■ **WHAT THE TASK REQUIRES**: Quote the records beneath, complete and exact. Leave out images.

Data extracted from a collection
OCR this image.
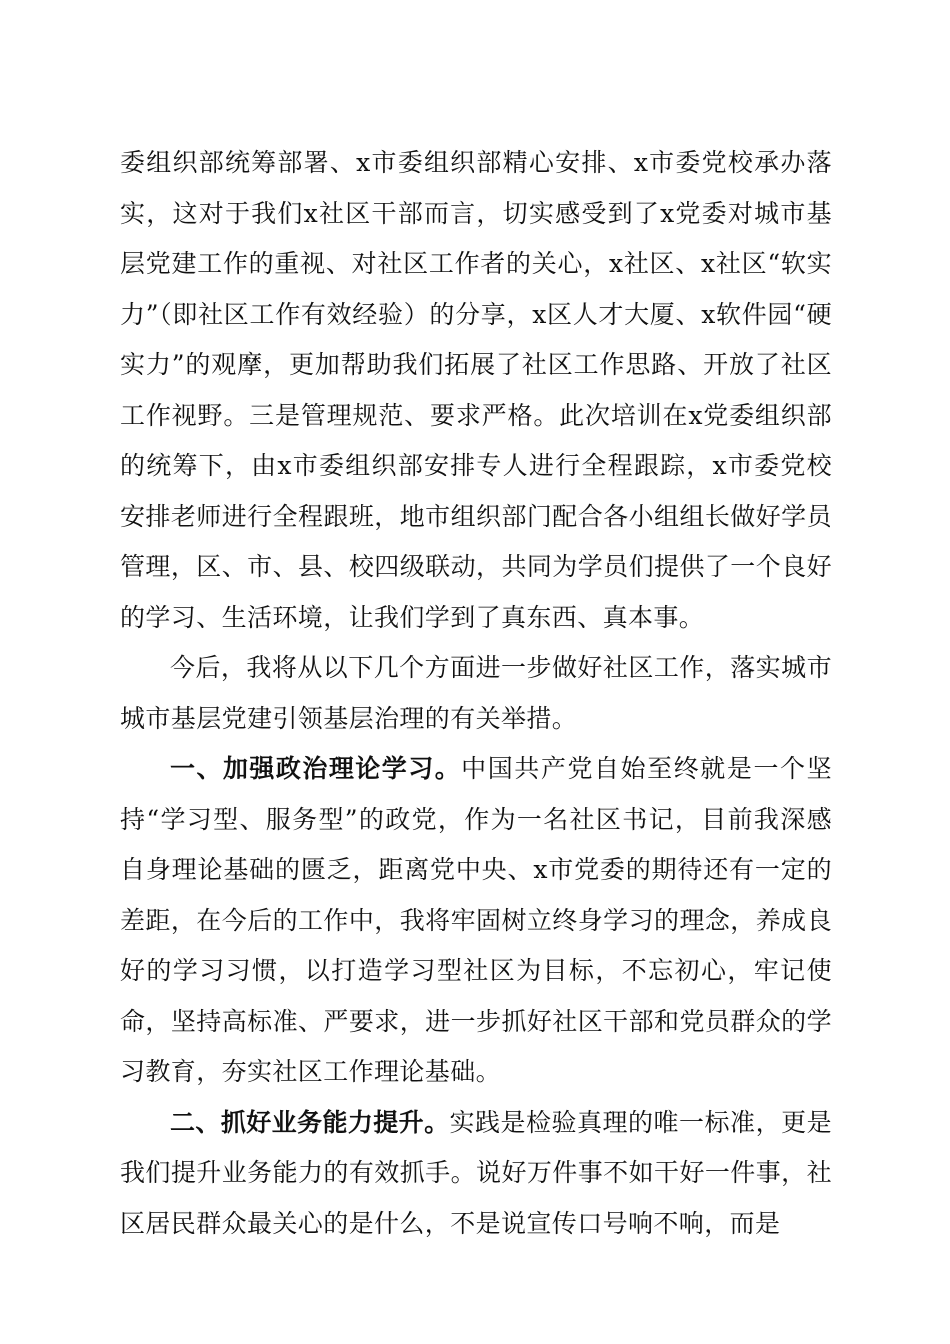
委组织部统筹部署、x市委组织部精心安排、x市委党校承办落实，这对于我们x社区干部而言，切实感受到了x党委对城市基层党建工作的重视、对社区工作者的关心，x社区、x社区“软实力”（即社区工作有效经验）的分享，x区人才大厦、x软件园“硬实力”的观摩，更加帮助我们拓展了社区工作思路、开放了社区工作视野。三是管理规范、要求严格。此次培训在x党委组织部的统筹下，由x市委组织部安排专人进行全程跟踪，x市委党校安排老师进行全程跟班，地市组织部门配合各小组组长做好学员管理，区、市、县、校四级联动，共同为学员们提供了一个良好的学习、生活环境，让我们学到了真东西、真本事。

今后，我将从以下几个方面进一步做好社区工作，落实城市城市基层党建引领基层治理的有关举措。

一、加强政治理论学习。中国共产党自始至终就是一个坚持“学习型、服务型”的政党，作为一名社区书记，目前我深感自身理论基础的匮乏，距离党中央、x市党委的期待还有一定的差距，在今后的工作中，我将牢固树立终身学习的理念，养成良好的学习习惯，以打造学习型社区为目标，不忘初心，牢记使命，坚持高标准、严要求，进一步抓好社区干部和党员群众的学习教育，夯实社区工作理论基础。

二、抓好业务能力提升。实践是检验真理的唯一标准，更是我们提升业务能力的有效抓手。说好万件事不如干好一件事，社区居民群众最关心的是什么，不是说宣传口号响不响，而是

■ **THE RESPONSE**:
OCR this image.
委组织部统筹部署、x市委组织部精心安排、x市委党校承办落实，这对于我们x社区干部而言，切实感受到了x党委对城市基层党建工作的重视、对社区工作者的关心，x社区、x社区“软实力”（即社区工作有效经验）的分享，x区人才大厦、x软件园“硬实力”的观摩，更加帮助我们拓展了社区工作思路、开放了社区工作视野。三是管理规范、要求严格。此次培训在x党委组织部的统筹下，由x市委组织部安排专人进行全程跟踪，x市委党校安排老师进行全程跟班，地市组织部门配合各小组组长做好学员管理，区、市、县、校四级联动，共同为学员们提供了一个良好的学习、生活环境，让我们学到了真东西、真本事。

今后，我将从以下几个方面进一步做好社区工作，落实城市城市基层党建引领基层治理的有关举措。

一、加强政治理论学习。中国共产党自始至终就是一个坚持“学习型、服务型”的政党，作为一名社区书记，目前我深感自身理论基础的匮乏，距离党中央、x市党委的期待还有一定的差距，在今后的工作中，我将牢固树立终身学习的理念，养成良好的学习习惯，以打造学习型社区为目标，不忘初心，牢记使命，坚持高标准、严要求，进一步抓好社区干部和党员群众的学习教育，夯实社区工作理论基础。

二、抓好业务能力提升。实践是检验真理的唯一标准，更是我们提升业务能力的有效抓手。说好万件事不如干好一件事，社区居民群众最关心的是什么，不是说宣传口号响不响，而是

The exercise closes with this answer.